(Extracted records)
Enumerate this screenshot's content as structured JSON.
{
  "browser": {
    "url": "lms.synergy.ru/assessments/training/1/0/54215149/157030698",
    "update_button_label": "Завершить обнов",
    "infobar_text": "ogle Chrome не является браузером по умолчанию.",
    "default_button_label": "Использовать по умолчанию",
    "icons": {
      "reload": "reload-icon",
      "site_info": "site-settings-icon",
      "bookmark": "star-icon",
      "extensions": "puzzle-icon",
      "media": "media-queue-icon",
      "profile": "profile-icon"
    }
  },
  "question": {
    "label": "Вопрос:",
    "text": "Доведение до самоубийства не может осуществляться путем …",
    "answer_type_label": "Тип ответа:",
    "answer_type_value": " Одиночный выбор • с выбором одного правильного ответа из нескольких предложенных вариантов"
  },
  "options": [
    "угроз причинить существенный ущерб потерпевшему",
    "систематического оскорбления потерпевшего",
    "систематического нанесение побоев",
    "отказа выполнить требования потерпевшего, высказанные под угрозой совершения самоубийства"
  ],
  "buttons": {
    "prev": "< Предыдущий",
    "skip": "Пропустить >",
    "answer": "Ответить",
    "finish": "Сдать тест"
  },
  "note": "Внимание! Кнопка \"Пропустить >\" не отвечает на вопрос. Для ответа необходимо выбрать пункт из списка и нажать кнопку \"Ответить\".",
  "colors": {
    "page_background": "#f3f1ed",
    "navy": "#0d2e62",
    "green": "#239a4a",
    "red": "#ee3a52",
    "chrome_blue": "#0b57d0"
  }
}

» **PROBLEM TO WORK ON**: Return the listing above in its exact form.

» **EXERCISE OUTPUT**:
Enumerate this screenshot's content as structured JSON.
{
  "browser": {
    "url": "lms.synergy.ru/assessments/training/1/0/54215149/157030698",
    "update_button_label": "Завершить обнов",
    "infobar_text": "ogle Chrome не является браузером по умолчанию.",
    "default_button_label": "Использовать по умолчанию",
    "icons": {
      "reload": "reload-icon",
      "site_info": "site-settings-icon",
      "bookmark": "star-icon",
      "extensions": "puzzle-icon",
      "media": "media-queue-icon",
      "profile": "profile-icon"
    }
  },
  "question": {
    "label": "Вопрос:",
    "text": "Доведение до самоубийства не может осуществляться путем …",
    "answer_type_label": "Тип ответа:",
    "answer_type_value": " Одиночный выбор • с выбором одного правильного ответа из нескольких предложенных вариантов"
  },
  "options": [
    "угроз причинить существенный ущерб потерпевшему",
    "систематического оскорбления потерпевшего",
    "систематического нанесение побоев",
    "отказа выполнить требования потерпевшего, высказанные под угрозой совершения самоубийства"
  ],
  "buttons": {
    "prev": "< Предыдущий",
    "skip": "Пропустить >",
    "answer": "Ответить",
    "finish": "Сдать тест"
  },
  "note": "Внимание! Кнопка \"Пропустить >\" не отвечает на вопрос. Для ответа необходимо выбрать пункт из списка и нажать кнопку \"Ответить\".",
  "colors": {
    "page_background": "#f3f1ed",
    "navy": "#0d2e62",
    "green": "#239a4a",
    "red": "#ee3a52",
    "chrome_blue": "#0b57d0"
  }
}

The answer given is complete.